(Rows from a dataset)
··········

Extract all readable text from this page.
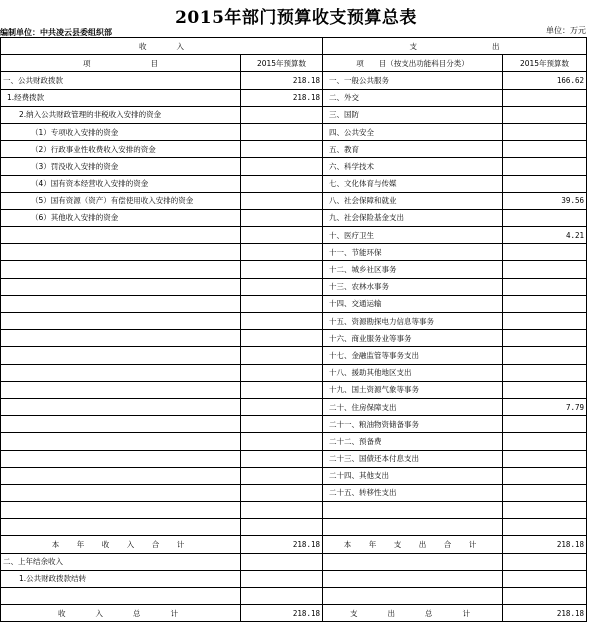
2015年部门预算收支预算总表
编制单位：中共凌云县委组织部	单位：万元
收　　　　入		支　　　　　　　　　　出	
项　　　　　　　　目	2015年预算数	项　　目（按支出功能科目分类）	2015年预算数
一、公共财政拨款	218.18	一、一般公共服务	166.62
1.经费拨款	218.18	二、外交	
2.纳入公共财政管理的非税收入安排的资金		三、国防	
（1）专项收入安排的资金		四、公共安全	
（2）行政事业性收费收入安排的资金		五、教育	
（3）罚没收入安排的资金		六、科学技术	
（4）国有资本经营收入安排的资金		七、文化体育与传媒	
（5）国有资源（资产）有偿使用收入安排的资金		八、社会保障和就业	39.56
（6）其他收入安排的资金		九、社会保险基金支出	
		十、医疗卫生	4.21
		十一、节能环保	
		十二、城乡社区事务	
		十三、农林水事务	
		十四、交通运输	
		十五、资源勘探电力信息等事务	
		十六、商业服务业等事务	
		十七、金融监管等事务支出	
		十八、援助其他地区支出	
		十九、国土资源气象等事务	
		二十、住房保障支出	7.79
		二十一、粮油物资储备事务	
		二十二、预备费	
		二十三、国债还本付息支出	
		二十四、其他支出	
		二十五、转移性支出	

本　年　收　入　合　计	218.18	本　年　支　出　合　计	218.18
二、上年结余收入			
1.公共财政拨款结转			

收　　入　　总　　计	218.18	支　　出　　总　　计	218.18
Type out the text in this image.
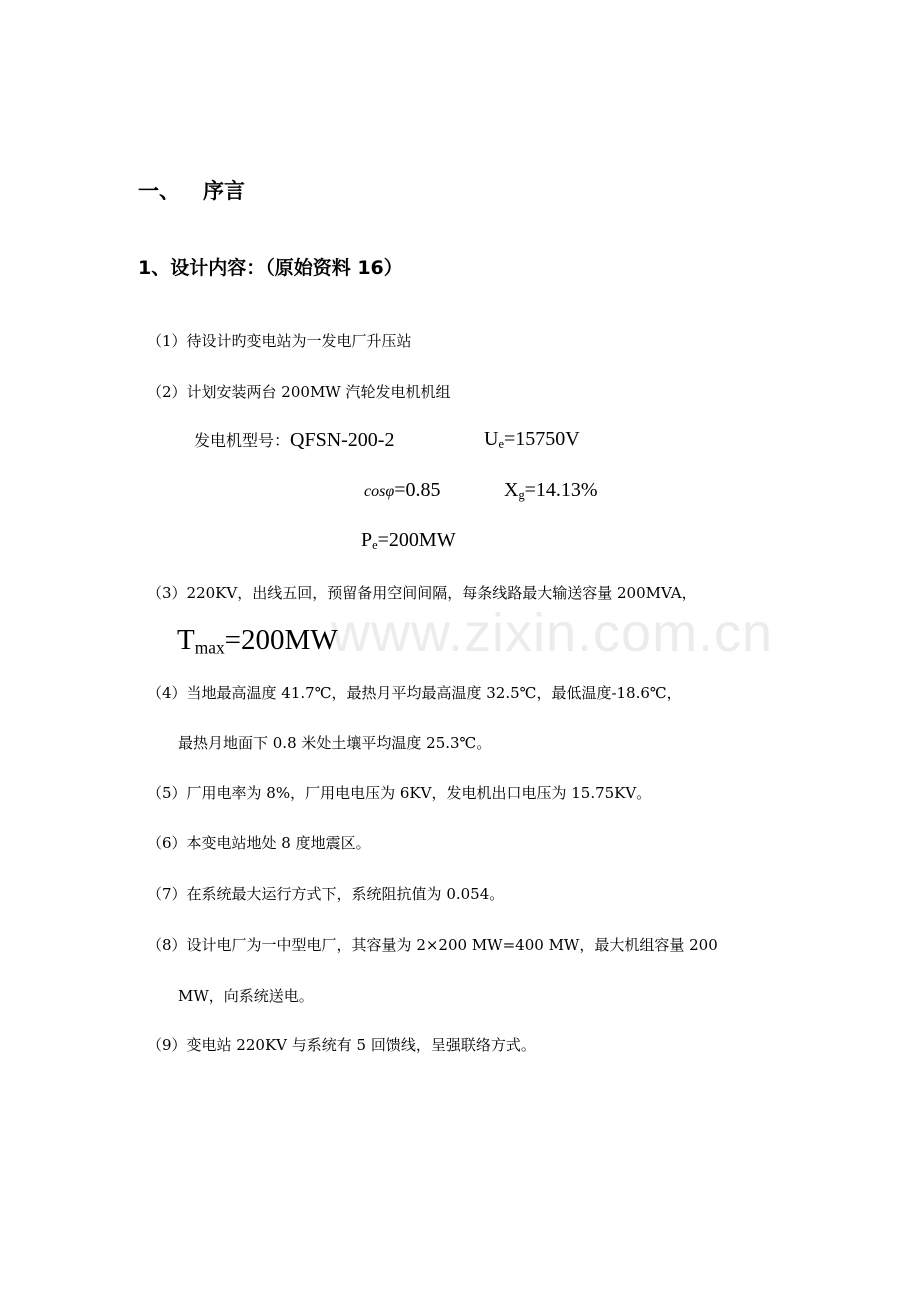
www.zixin.com.cn
一、 序言
1、设计内容：（原始资料 16）
（1）待设计旳变电站为一发电厂升压站
（2）计划安装两台 200MW 汽轮发电机机组
发电机型号：QFSN-200-2	$U_e=15750V$
cosφ=0.85	$X_g=14.13\%$
$P_e=200MW$
（3）220KV，出线五回，预留备用空间间隔，每条线路最大输送容量 200MVA，
$T_{max}=200MW$
（4）当地最高温度 41.7℃，最热月平均最高温度 32.5℃，最低温度-18.6℃，
最热月地面下 0.8 米处土壤平均温度 25.3℃。
（5）厂用电率为 8%，厂用电电压为 6KV，发电机出口电压为 15.75KV。
（6）本变电站地处 8 度地震区。
（7）在系统最大运行方式下，系统阻抗值为 0.054。
（8）设计电厂为一中型电厂，其容量为 2×200 MW=400 MW，最大机组容量 200
MW，向系统送电。
（9）变电站 220KV 与系统有 5 回馈线，呈强联络方式。
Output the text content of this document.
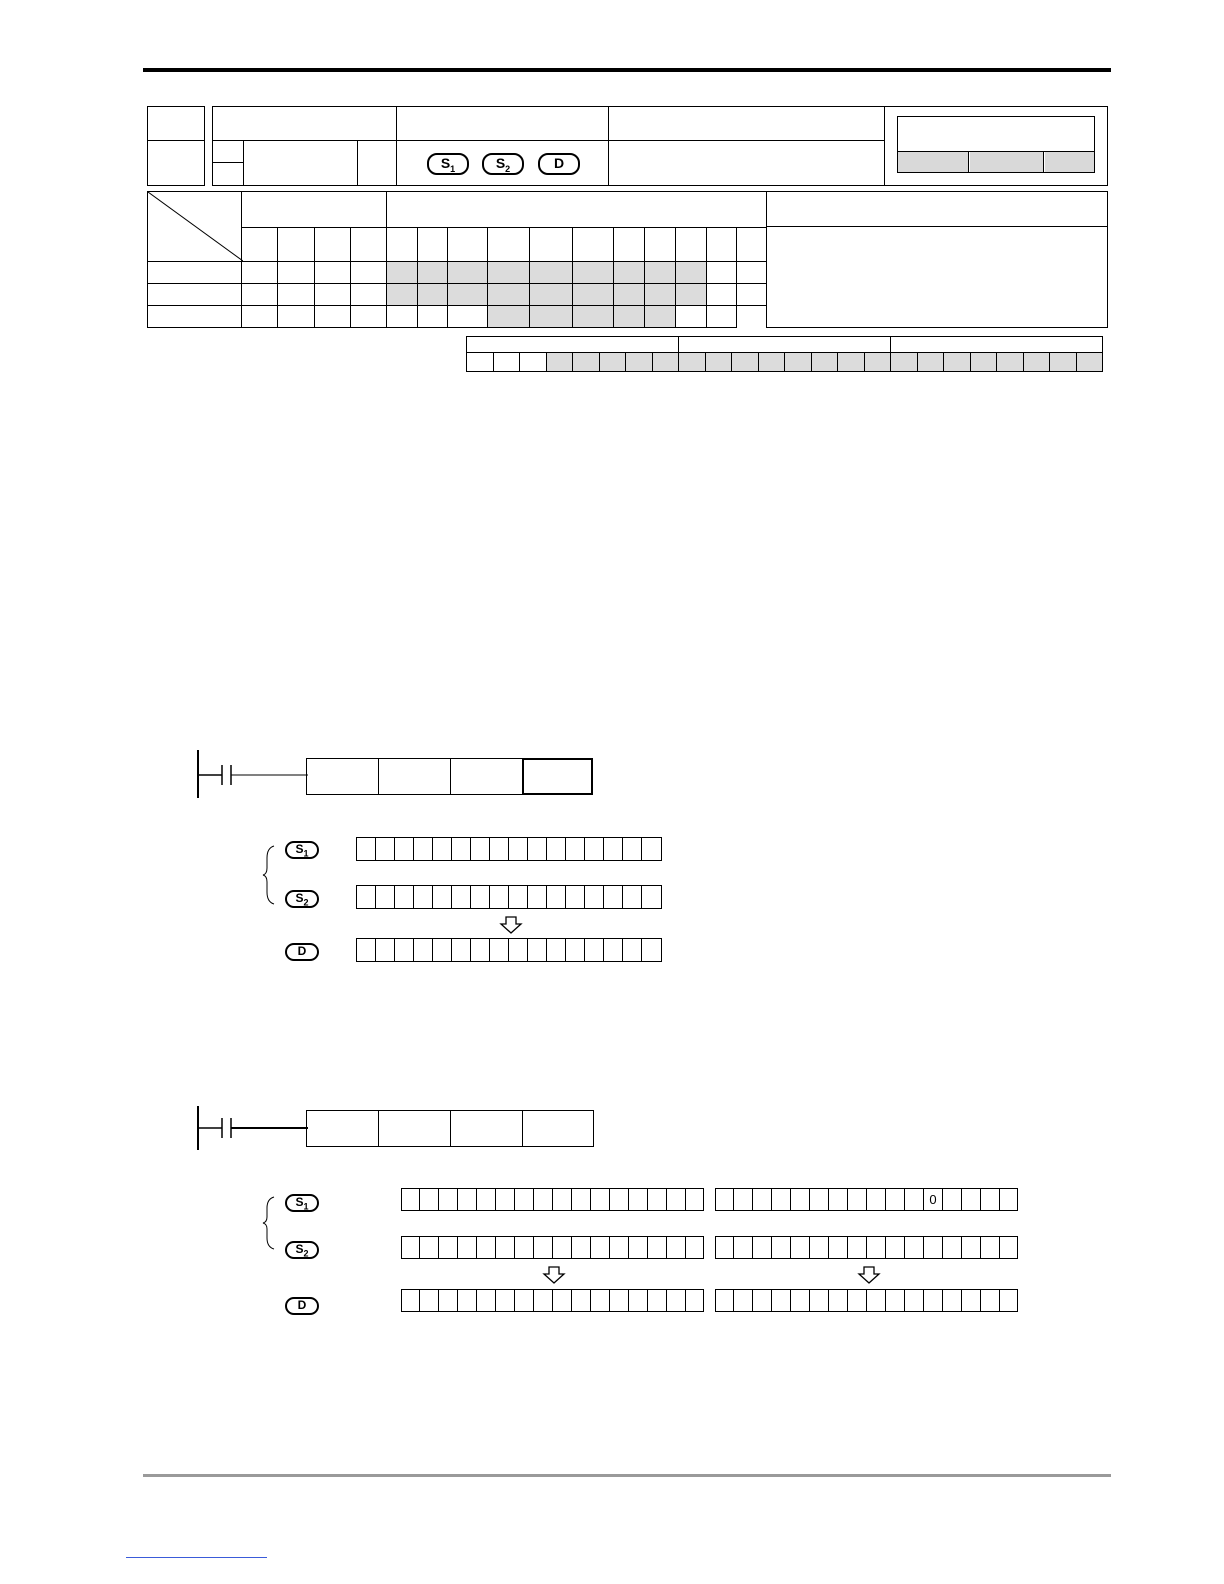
$S_1$	$S_2$	D

$S_1$
$S_2$
D
$S_1$
$S_2$
D
0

··········

» INSTRUCTIONS FOR THE TASK: Omitting all images, retype each line of the records precisely.

» ANSWER TO THE TASK:
Extract all readable text from this page.
2015年部门预算收支预算总表
编制单位：中共凌云县委组织部	单位：万元
收　　　　入		支　　　　　　　　　　出	
项　　　　　　　　目	2015年预算数	项　　目（按支出功能科目分类）	2015年预算数
一、公共财政拨款	218.18	一、一般公共服务	166.62
1.经费拨款	218.18	二、外交	
2.纳入公共财政管理的非税收入安排的资金		三、国防	
（1）专项收入安排的资金		四、公共安全	
（2）行政事业性收费收入安排的资金		五、教育	
（3）罚没收入安排的资金		六、科学技术	
（4）国有资本经营收入安排的资金		七、文化体育与传媒	
（5）国有资源（资产）有偿使用收入安排的资金		八、社会保障和就业	39.56
（6）其他收入安排的资金		九、社会保险基金支出	
		十、医疗卫生	4.21
		十一、节能环保	
		十二、城乡社区事务	
		十三、农林水事务	
		十四、交通运输	
		十五、资源勘探电力信息等事务	
		十六、商业服务业等事务	
		十七、金融监管等事务支出	
		十八、援助其他地区支出	
		十九、国土资源气象等事务	
		二十、住房保障支出	7.79
		二十一、粮油物资储备事务	
		二十二、预备费	
		二十三、国债还本付息支出	
		二十四、其他支出	
		二十五、转移性支出	

本　年　收　入　合　计	218.18	本　年　支　出　合　计	218.18
二、上年结余收入			
1.公共财政拨款结转			

收　　入　　总　　计	218.18	支　　出　　总　　计	218.18
Type out the text in this image.
www.zixin.com.cn
一、 序言
1、设计内容：（原始资料 16）
（1）待设计旳变电站为一发电厂升压站
（2）计划安装两台 200MW 汽轮发电机机组
发电机型号：QFSN-200-2	$U_e=15750V$
cosφ=0.85	$X_g=14.13\%$
$P_e=200MW$
（3）220KV，出线五回，预留备用空间间隔，每条线路最大输送容量 200MVA，
$T_{max}=200MW$
（4）当地最高温度 41.7℃，最热月平均最高温度 32.5℃，最低温度-18.6℃，
最热月地面下 0.8 米处土壤平均温度 25.3℃。
（5）厂用电率为 8%，厂用电电压为 6KV，发电机出口电压为 15.75KV。
（6）本变电站地处 8 度地震区。
（7）在系统最大运行方式下，系统阻抗值为 0.054。
（8）设计电厂为一中型电厂，其容量为 2×200 MW=400 MW，最大机组容量 200
MW，向系统送电。
（9）变电站 220KV 与系统有 5 回馈线，呈强联络方式。
Output the text content of this document.
$S_1$	$S_2$	D

$S_1$
$S_2$
D
$S_1$
$S_2$
D
0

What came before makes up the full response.